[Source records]
========================
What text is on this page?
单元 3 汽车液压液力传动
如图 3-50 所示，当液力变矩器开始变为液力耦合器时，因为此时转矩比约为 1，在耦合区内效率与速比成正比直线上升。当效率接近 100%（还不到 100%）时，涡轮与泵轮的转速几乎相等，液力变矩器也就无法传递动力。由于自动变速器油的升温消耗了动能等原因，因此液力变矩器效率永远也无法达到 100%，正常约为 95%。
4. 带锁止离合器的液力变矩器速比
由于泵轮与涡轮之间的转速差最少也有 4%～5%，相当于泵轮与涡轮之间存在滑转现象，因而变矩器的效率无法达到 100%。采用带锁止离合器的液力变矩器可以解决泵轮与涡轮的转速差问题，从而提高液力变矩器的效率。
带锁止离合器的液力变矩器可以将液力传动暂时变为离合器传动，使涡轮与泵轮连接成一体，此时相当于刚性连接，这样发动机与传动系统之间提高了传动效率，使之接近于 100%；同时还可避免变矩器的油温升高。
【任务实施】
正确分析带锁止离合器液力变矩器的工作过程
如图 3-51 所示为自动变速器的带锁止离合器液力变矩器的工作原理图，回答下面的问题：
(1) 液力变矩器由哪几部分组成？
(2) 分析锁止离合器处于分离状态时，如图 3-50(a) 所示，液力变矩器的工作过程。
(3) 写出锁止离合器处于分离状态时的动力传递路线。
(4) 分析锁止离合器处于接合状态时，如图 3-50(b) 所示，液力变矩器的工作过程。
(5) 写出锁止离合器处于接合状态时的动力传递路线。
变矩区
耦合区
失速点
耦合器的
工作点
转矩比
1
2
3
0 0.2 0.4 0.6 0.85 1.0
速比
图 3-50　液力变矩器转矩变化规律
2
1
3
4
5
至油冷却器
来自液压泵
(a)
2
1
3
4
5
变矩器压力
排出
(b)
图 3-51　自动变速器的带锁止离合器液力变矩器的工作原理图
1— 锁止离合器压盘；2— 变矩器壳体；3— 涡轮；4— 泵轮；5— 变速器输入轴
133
========================
Return the listing above in full, character for character.

What text is on this page?
单元 3 汽车液压液力传动
如图 3-50 所示，当液力变矩器开始变为液力耦合器时，因为此时转矩比约为 1，在耦合区内效率与速比成正比直线上升。当效率接近 100%（还不到 100%）时，涡轮与泵轮的转速几乎相等，液力变矩器也就无法传递动力。由于自动变速器油的升温消耗了动能等原因，因此液力变矩器效率永远也无法达到 100%，正常约为 95%。
4. 带锁止离合器的液力变矩器速比
由于泵轮与涡轮之间的转速差最少也有 4%～5%，相当于泵轮与涡轮之间存在滑转现象，因而变矩器的效率无法达到 100%。采用带锁止离合器的液力变矩器可以解决泵轮与涡轮的转速差问题，从而提高液力变矩器的效率。
带锁止离合器的液力变矩器可以将液力传动暂时变为离合器传动，使涡轮与泵轮连接成一体，此时相当于刚性连接，这样发动机与传动系统之间提高了传动效率，使之接近于 100%；同时还可避免变矩器的油温升高。
【任务实施】
正确分析带锁止离合器液力变矩器的工作过程
如图 3-51 所示为自动变速器的带锁止离合器液力变矩器的工作原理图，回答下面的问题：
(1) 液力变矩器由哪几部分组成？
(2) 分析锁止离合器处于分离状态时，如图 3-50(a) 所示，液力变矩器的工作过程。
(3) 写出锁止离合器处于分离状态时的动力传递路线。
(4) 分析锁止离合器处于接合状态时，如图 3-50(b) 所示，液力变矩器的工作过程。
(5) 写出锁止离合器处于接合状态时的动力传递路线。
变矩区
耦合区
失速点
耦合器的
工作点
转矩比
1
2
3
0 0.2 0.4 0.6 0.85 1.0
速比
图 3-50　液力变矩器转矩变化规律
2
1
3
4
5
至油冷却器
来自液压泵
(a)
2
1
3
4
5
变矩器压力
排出
(b)
图 3-51　自动变速器的带锁止离合器液力变矩器的工作原理图
1— 锁止离合器压盘；2— 变矩器壳体；3— 涡轮；4— 泵轮；5— 变速器输入轴
133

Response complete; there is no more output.